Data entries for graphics
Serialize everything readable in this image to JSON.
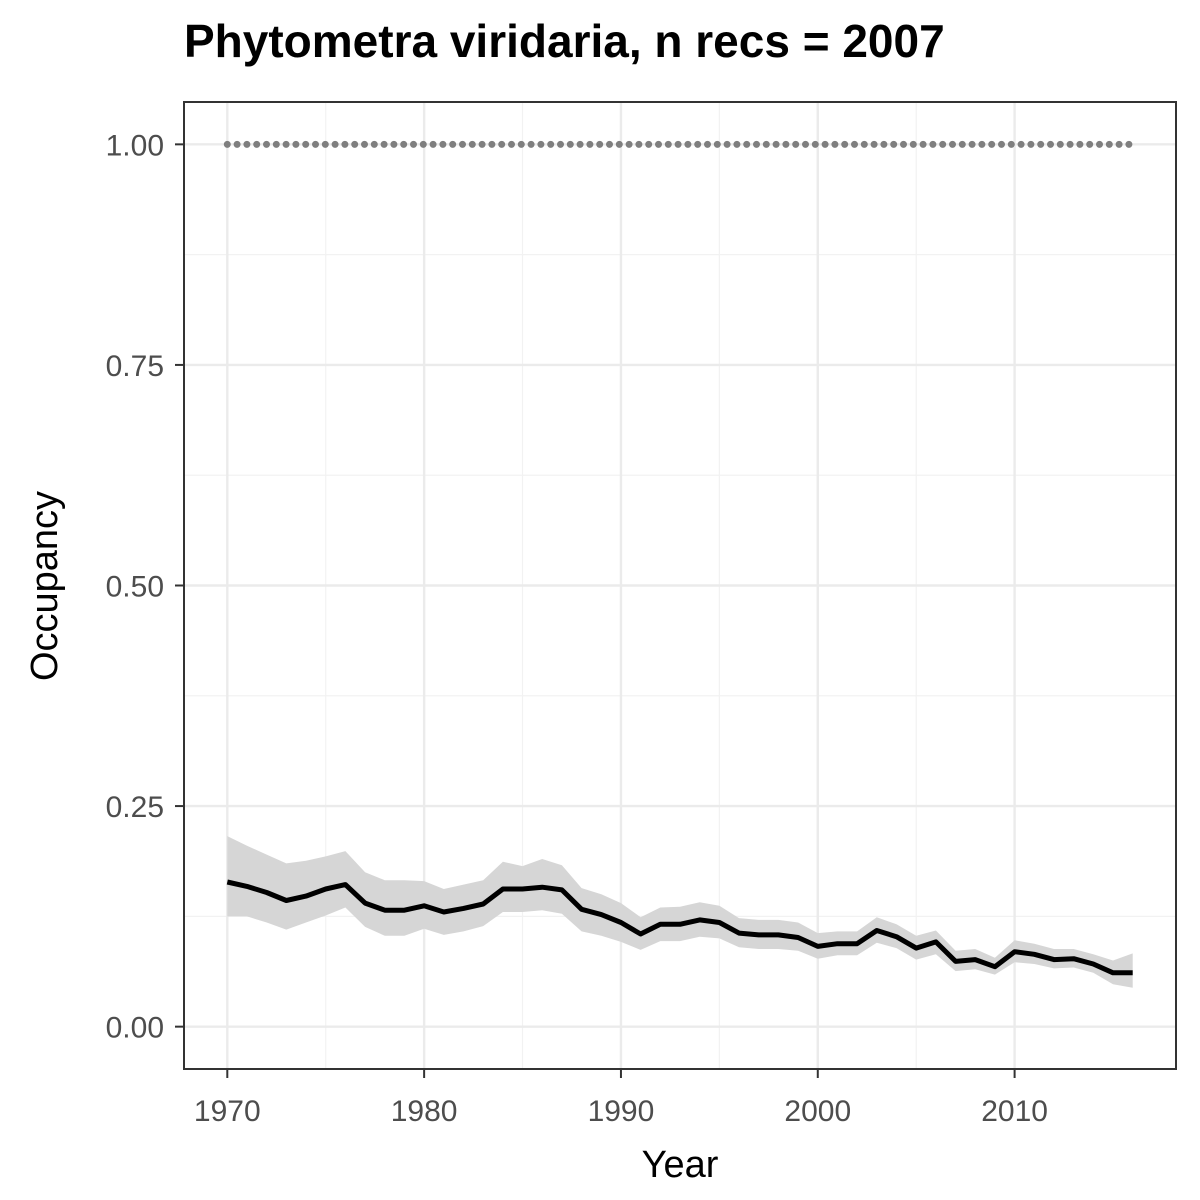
{
  "chart_data": {
    "type": "line",
    "title": "Phytometra viridaria, n recs = 2007",
    "xlabel": "Year",
    "ylabel": "Occupancy",
    "xlim": [
      1967.8,
      2018.2
    ],
    "ylim": [
      -0.048,
      1.048
    ],
    "x_ticks": [
      1970,
      1980,
      1990,
      2000,
      2010
    ],
    "x_tick_labels": [
      "1970",
      "1980",
      "1990",
      "2000",
      "2010"
    ],
    "y_ticks": [
      0,
      0.25,
      0.5,
      0.75,
      1.0
    ],
    "y_tick_labels": [
      "0.00",
      "0.25",
      "0.50",
      "0.75",
      "1.00"
    ],
    "grid": true,
    "x": [
      1970,
      1971,
      1972,
      1973,
      1974,
      1975,
      1976,
      1977,
      1978,
      1979,
      1980,
      1981,
      1982,
      1983,
      1984,
      1985,
      1986,
      1987,
      1988,
      1989,
      1990,
      1991,
      1992,
      1993,
      1994,
      1995,
      1996,
      1997,
      1998,
      1999,
      2000,
      2001,
      2002,
      2003,
      2004,
      2005,
      2006,
      2007,
      2008,
      2009,
      2010,
      2011,
      2012,
      2013,
      2014,
      2015,
      2016
    ],
    "series": [
      {
        "role": "mean",
        "color": "#000000",
        "values": [
          0.164,
          0.159,
          0.152,
          0.143,
          0.148,
          0.156,
          0.161,
          0.14,
          0.132,
          0.132,
          0.137,
          0.13,
          0.134,
          0.139,
          0.156,
          0.156,
          0.158,
          0.155,
          0.133,
          0.127,
          0.118,
          0.105,
          0.116,
          0.116,
          0.121,
          0.118,
          0.106,
          0.104,
          0.104,
          0.101,
          0.091,
          0.094,
          0.094,
          0.109,
          0.102,
          0.089,
          0.096,
          0.074,
          0.076,
          0.068,
          0.085,
          0.082,
          0.076,
          0.077,
          0.071,
          0.061,
          0.061
        ]
      },
      {
        "role": "ci_lower",
        "color": "#d6d6d6",
        "values": [
          0.125,
          0.125,
          0.118,
          0.11,
          0.118,
          0.126,
          0.135,
          0.113,
          0.103,
          0.103,
          0.111,
          0.104,
          0.108,
          0.114,
          0.13,
          0.13,
          0.132,
          0.128,
          0.108,
          0.103,
          0.096,
          0.087,
          0.097,
          0.097,
          0.102,
          0.1,
          0.09,
          0.088,
          0.088,
          0.086,
          0.077,
          0.081,
          0.081,
          0.095,
          0.089,
          0.076,
          0.082,
          0.063,
          0.065,
          0.059,
          0.073,
          0.071,
          0.066,
          0.067,
          0.061,
          0.048,
          0.044
        ]
      },
      {
        "role": "ci_upper",
        "color": "#d6d6d6",
        "values": [
          0.216,
          0.205,
          0.195,
          0.185,
          0.188,
          0.193,
          0.199,
          0.175,
          0.166,
          0.166,
          0.165,
          0.156,
          0.161,
          0.166,
          0.187,
          0.182,
          0.19,
          0.183,
          0.157,
          0.15,
          0.14,
          0.124,
          0.135,
          0.136,
          0.141,
          0.137,
          0.123,
          0.121,
          0.121,
          0.118,
          0.106,
          0.108,
          0.108,
          0.124,
          0.116,
          0.103,
          0.109,
          0.086,
          0.088,
          0.078,
          0.098,
          0.094,
          0.088,
          0.088,
          0.082,
          0.075,
          0.083
        ]
      },
      {
        "role": "reference",
        "color": "#7f7f7f",
        "style": "dotted",
        "values": [
          1,
          1,
          1,
          1,
          1,
          1,
          1,
          1,
          1,
          1,
          1,
          1,
          1,
          1,
          1,
          1,
          1,
          1,
          1,
          1,
          1,
          1,
          1,
          1,
          1,
          1,
          1,
          1,
          1,
          1,
          1,
          1,
          1,
          1,
          1,
          1,
          1,
          1,
          1,
          1,
          1,
          1,
          1,
          1,
          1,
          1,
          1
        ]
      }
    ]
  }
}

■ STATED EXERCISE: Search the data above for the string "color" and copy each line that has it.

■ OUTPUT FOR THIS EXERCISE:
        "color": "#000000",
        "color": "#d6d6d6",
        "color": "#d6d6d6",
        "color": "#7f7f7f",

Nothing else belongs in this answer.